*Required work:*
Transcribe the entries that follow, every word as written, and drop the pictures.

*Data to examine:*
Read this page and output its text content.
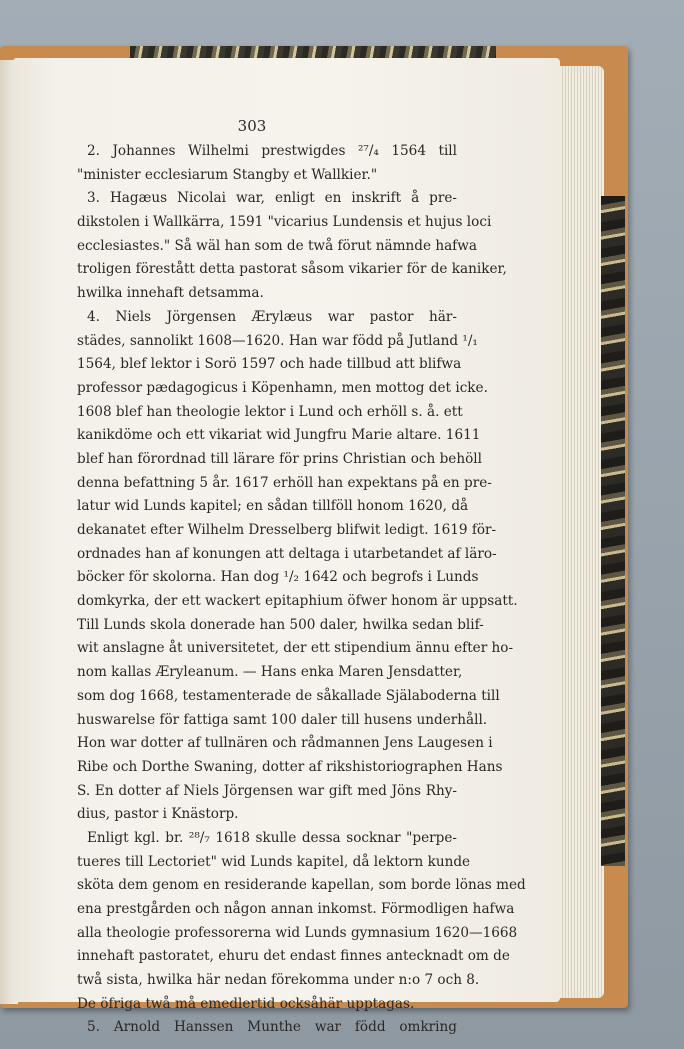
303
2. Johannes Wilhelmi prestwigdes ²⁷/₄ 1564 till
"minister ecclesiarum Stangby et Wallkier."
3. Hagæus Nicolai war, enligt en inskrift å pre-
dikstolen i Wallkärra, 1591 "vicarius Lundensis et hujus loci
ecclesiastes." Så wäl han som de twå förut nämnde hafwa
troligen förestått detta pastorat såsom vikarier för de kaniker,
hwilka innehaft detsamma.
4. Niels Jörgensen Ærylæus war pastor här-
städes, sannolikt 1608—1620. Han war född på Jutland ¹/₁
1564, blef lektor i Sorö 1597 och hade tillbud att blifwa
professor pædagogicus i Köpenhamn, men mottog det icke.
1608 blef han theologie lektor i Lund och erhöll s. å. ett
kanikdöme och ett vikariat wid Jungfru Marie altare. 1611
blef han förordnad till lärare för prins Christian och behöll
denna befattning 5 år. 1617 erhöll han expektans på en pre-
latur wid Lunds kapitel; en sådan tillföll honom 1620, då
dekanatet efter Wilhelm Dresselberg blifwit ledigt. 1619 för-
ordnades han af konungen att deltaga i utarbetandet af läro-
böcker för skolorna. Han dog ¹/₂ 1642 och begrofs i Lunds
domkyrka, der ett wackert epitaphium öfwer honom är uppsatt.
Till Lunds skola donerade han 500 daler, hwilka sedan blif-
wit anslagne åt universitetet, der ett stipendium ännu efter ho-
nom kallas Æryleanum. — Hans enka Maren Jensdatter,
som dog 1668, testamenterade de såkallade Själaboderna till
huswarelse för fattiga samt 100 daler till husens underhåll.
Hon war dotter af tullnären och rådmannen Jens Laugesen i
Ribe och Dorthe Swaning, dotter af rikshistoriographen Hans
S. En dotter af Niels Jörgensen war gift med Jöns Rhy-
dius, pastor i Knästorp.
Enligt kgl. br. ²⁸/₇ 1618 skulle dessa socknar "perpe-
tueres till Lectoriet" wid Lunds kapitel, då lektorn kunde
sköta dem genom en residerande kapellan, som borde lönas med
ena prestgården och någon annan inkomst. Förmodligen hafwa
alla theologie professorerna wid Lunds gymnasium 1620—1668
innehaft pastoratet, ehuru det endast finnes antecknadt om de
twå sista, hwilka här nedan förekomma under n:o 7 och 8.
De öfriga twå må emedlertid ocksåhär upptagas.
5. Arnold Hanssen Munthe war född omkring
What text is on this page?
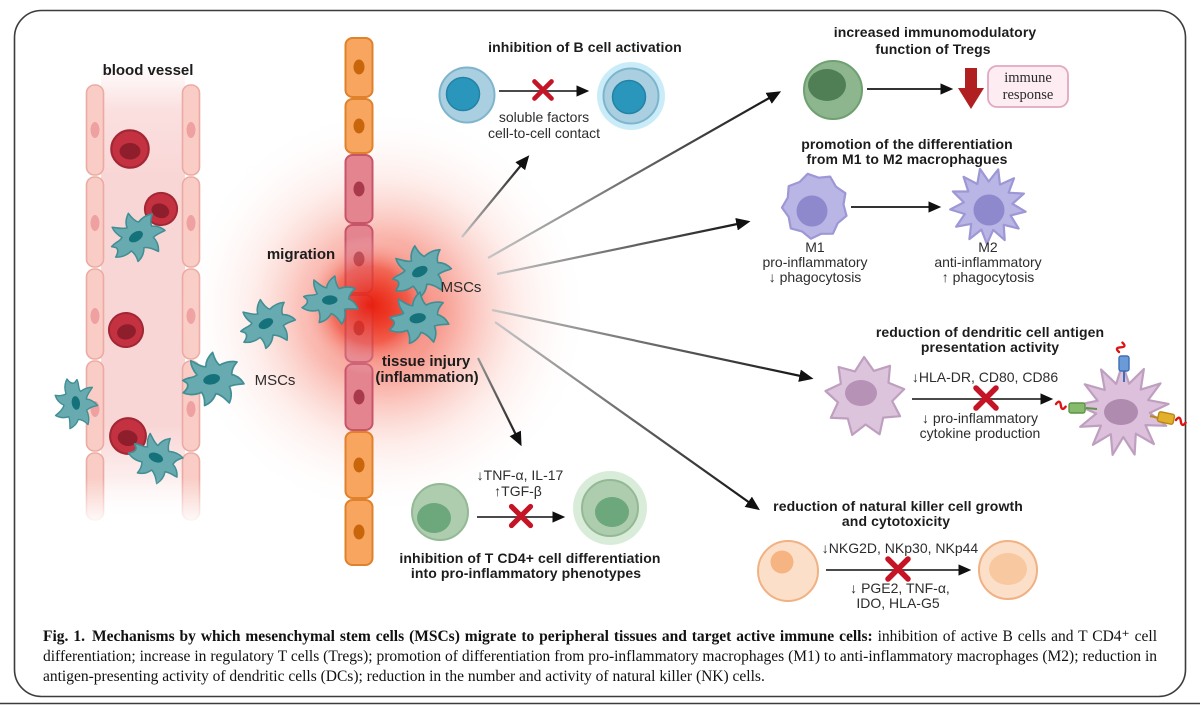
blood vessel
migration
MSCs
MSCs
tissue injury
(inflammation)
inhibition of B cell activation
soluble factors
cell-to-cell contact
increased immunomodulatory
function of Tregs
immune
response
promotion of the differentiation
from M1 to M2 macrophagues
M1
pro-inflammatory
↓ phagocytosis
M2
anti-inflammatory
↑ phagocytosis
reduction of dendritic cell antigen
presentation activity
↓HLA-DR, CD80, CD86
↓ pro-inflammatory
cytokine production
reduction of natural killer cell growth
and cytotoxicity
↓NKG2D, NKp30, NKp44
↓ PGE2, TNF-α,
IDO, HLA-G5
↓TNF-α, IL-17
↑TGF-β
inhibition of T CD4+ cell differentiation
into pro-inflammatory phenotypes
Fig. 1. Mechanisms by which mesenchymal stem cells (MSCs) migrate to peripheral tissues and target active immune cells: inhibition of active B cells and T CD4⁺ cell differentiation; increase in regulatory T cells (Tregs); promotion of differentiation from pro-inflammatory macrophages (M1) to anti-inflammatory macrophages (M2); reduction in antigen-presenting activity of dendritic cells (DCs); reduction in the number and activity of natural killer (NK) cells.
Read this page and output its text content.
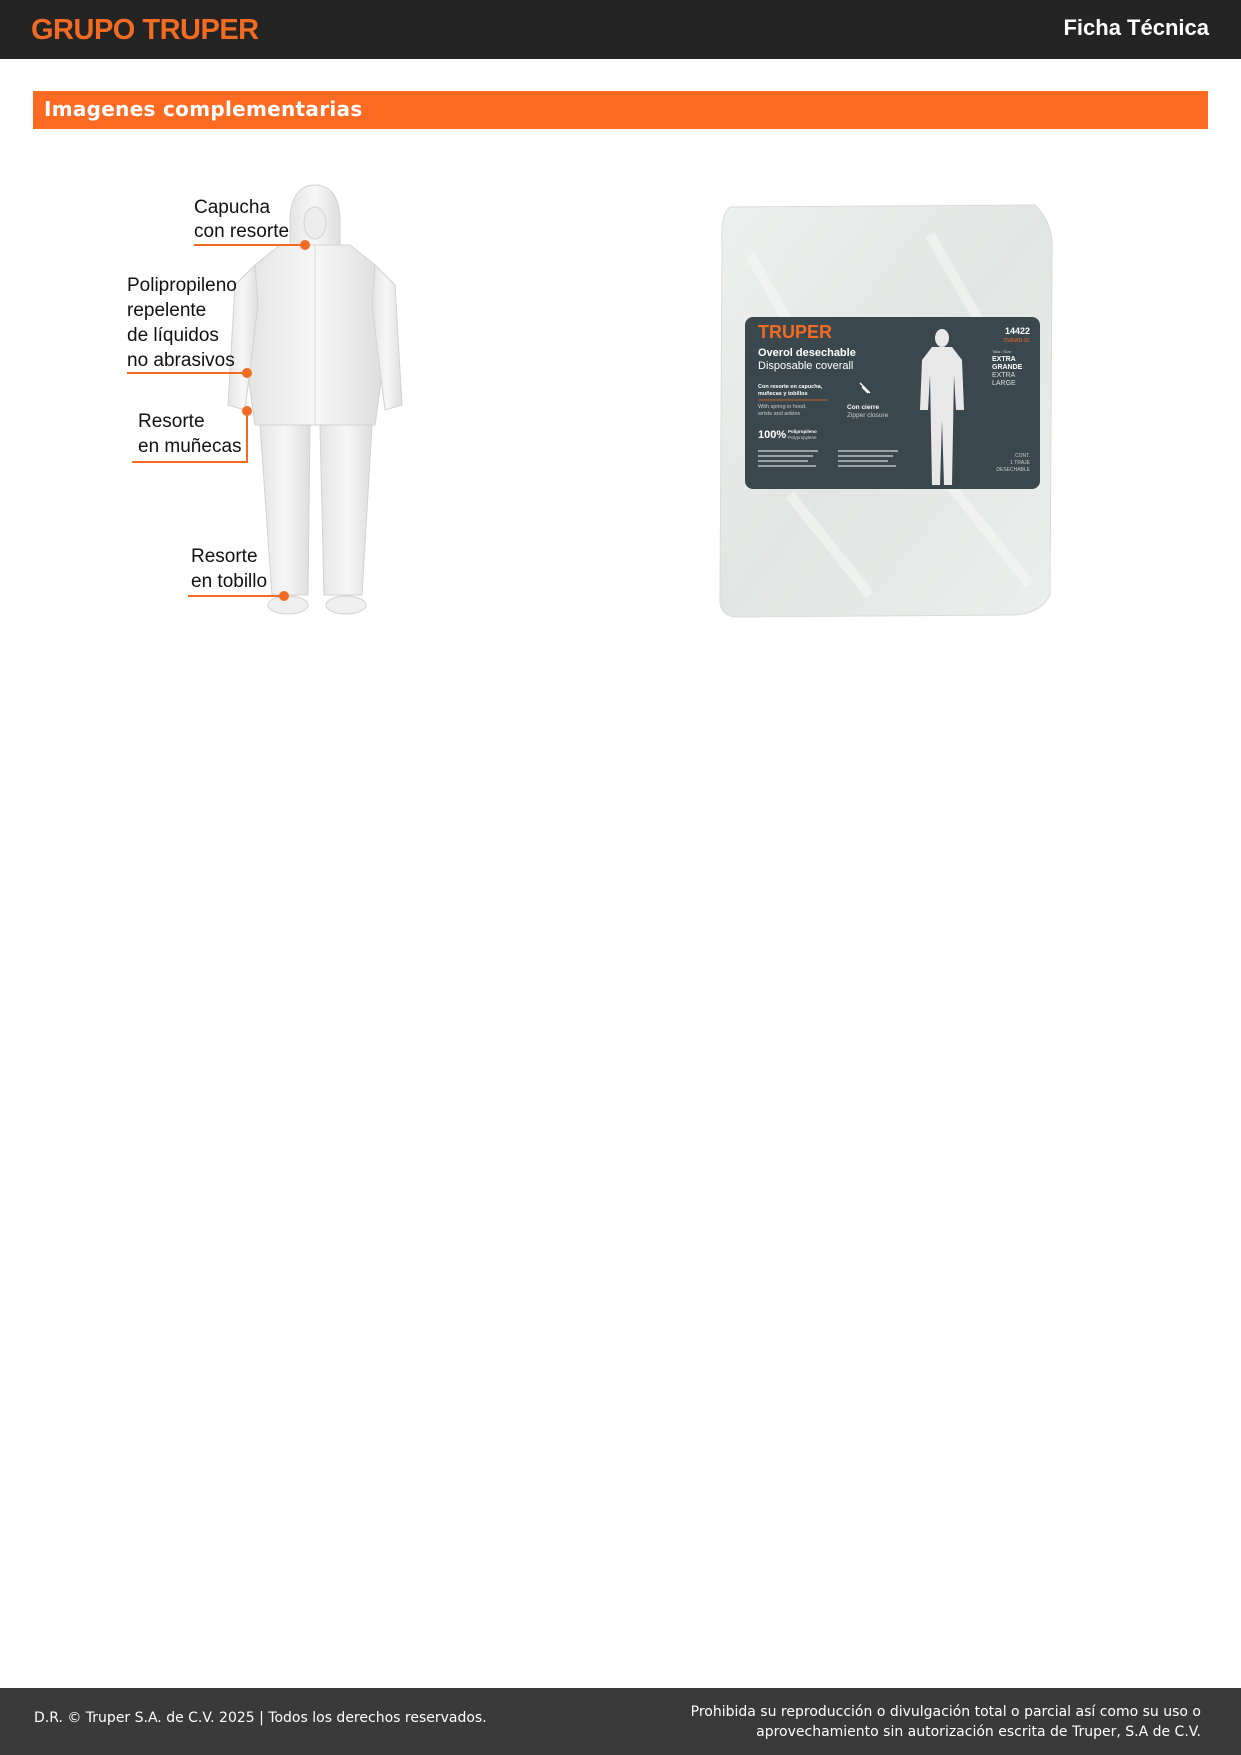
GRUPO TRUPER	Ficha Técnica
Imagenes complementarias
Capucha
con resorte
Polipropileno
repelente
de líquidos
no abrasivos
Resorte
en muñecas
Resorte
en tobillo
TRUPER	14422
OVEWD-XL
Overol desechable
Disposable coverall
Talla / Size
EXTRA
GRANDE
EXTRA
LARGE
Con resorte en capucha,
muñecas y tobillos
With spring in hood,
wrists and ankles
Con cierre
Zipper closure
100% Polipropileno
Polypropylene
CONT.
1 TRAJE
DESECHABLE
D.R. © Truper S.A. de C.V. 2025 | Todos los derechos reservados.	Prohibida su reproducción o divulgación total o parcial así como su uso o
aprovechamiento sin autorización escrita de Truper, S.A de C.V.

*Task output:*
Read this page and output its text content.
303
2. Johannes Wilhelmi prestwigdes ²⁷/₄ 1564 till
"minister ecclesiarum Stangby et Wallkier."
3. Hagæus Nicolai war, enligt en inskrift å pre-
dikstolen i Wallkärra, 1591 "vicarius Lundensis et hujus loci
ecclesiastes." Så wäl han som de twå förut nämnde hafwa
troligen förestått detta pastorat såsom vikarier för de kaniker,
hwilka innehaft detsamma.
4. Niels Jörgensen Ærylæus war pastor här-
städes, sannolikt 1608—1620. Han war född på Jutland ¹/₁
1564, blef lektor i Sorö 1597 och hade tillbud att blifwa
professor pædagogicus i Köpenhamn, men mottog det icke.
1608 blef han theologie lektor i Lund och erhöll s. å. ett
kanikdöme och ett vikariat wid Jungfru Marie altare. 1611
blef han förordnad till lärare för prins Christian och behöll
denna befattning 5 år. 1617 erhöll han expektans på en pre-
latur wid Lunds kapitel; en sådan tillföll honom 1620, då
dekanatet efter Wilhelm Dresselberg blifwit ledigt. 1619 för-
ordnades han af konungen att deltaga i utarbetandet af läro-
böcker för skolorna. Han dog ¹/₂ 1642 och begrofs i Lunds
domkyrka, der ett wackert epitaphium öfwer honom är uppsatt.
Till Lunds skola donerade han 500 daler, hwilka sedan blif-
wit anslagne åt universitetet, der ett stipendium ännu efter ho-
nom kallas Æryleanum. — Hans enka Maren Jensdatter,
som dog 1668, testamenterade de såkallade Själaboderna till
huswarelse för fattiga samt 100 daler till husens underhåll.
Hon war dotter af tullnären och rådmannen Jens Laugesen i
Ribe och Dorthe Swaning, dotter af rikshistoriographen Hans
S. En dotter af Niels Jörgensen war gift med Jöns Rhy-
dius, pastor i Knästorp.
Enligt kgl. br. ²⁸/₇ 1618 skulle dessa socknar "perpe-
tueres till Lectoriet" wid Lunds kapitel, då lektorn kunde
sköta dem genom en residerande kapellan, som borde lönas med
ena prestgården och någon annan inkomst. Förmodligen hafwa
alla theologie professorerna wid Lunds gymnasium 1620—1668
innehaft pastoratet, ehuru det endast finnes antecknadt om de
twå sista, hwilka här nedan förekomma under n:o 7 och 8.
De öfriga twå må emedlertid ocksåhär upptagas.
5. Arnold Hanssen Munthe war född omkring
What text is on this page?
blood vessel
migration
MSCs
MSCs
tissue injury
(inflammation)
inhibition of B cell activation
soluble factors
cell-to-cell contact
increased immunomodulatory
function of Tregs
immune
response
promotion of the differentiation
from M1 to M2 macrophagues
M1
pro-inflammatory
↓ phagocytosis
M2
anti-inflammatory
↑ phagocytosis
reduction of dendritic cell antigen
presentation activity
↓HLA-DR, CD80, CD86
↓ pro-inflammatory
cytokine production
reduction of natural killer cell growth
and cytotoxicity
↓NKG2D, NKp30, NKp44
↓ PGE2, TNF-α,
IDO, HLA-G5
↓TNF-α, IL-17
↑TGF-β
inhibition of T CD4+ cell differentiation
into pro-inflammatory phenotypes
Fig. 1. Mechanisms by which mesenchymal stem cells (MSCs) migrate to peripheral tissues and target active immune cells: inhibition of active B cells and T CD4⁺ cell differentiation; increase in regulatory T cells (Tregs); promotion of differentiation from pro-inflammatory macrophages (M1) to anti-inflammatory macrophages (M2); reduction in antigen-presenting activity of dendritic cells (DCs); reduction in the number and activity of natural killer (NK) cells.
Read this page and output its text content.
GRUPO TRUPER	Ficha Técnica
Imagenes complementarias
Capucha
con resorte
Polipropileno
repelente
de líquidos
no abrasivos
Resorte
en muñecas
Resorte
en tobillo
TRUPER	14422
OVEWD-XL
Overol desechable
Disposable coverall
Talla / Size
EXTRA
GRANDE
EXTRA
LARGE
Con resorte en capucha,
muñecas y tobillos
With spring in hood,
wrists and ankles
Con cierre
Zipper closure
100% Polipropileno
Polypropylene
CONT.
1 TRAJE
DESECHABLE
D.R. © Truper S.A. de C.V. 2025 | Todos los derechos reservados.	Prohibida su reproducción o divulgación total o parcial así como su uso o
aprovechamiento sin autorización escrita de Truper, S.A de C.V.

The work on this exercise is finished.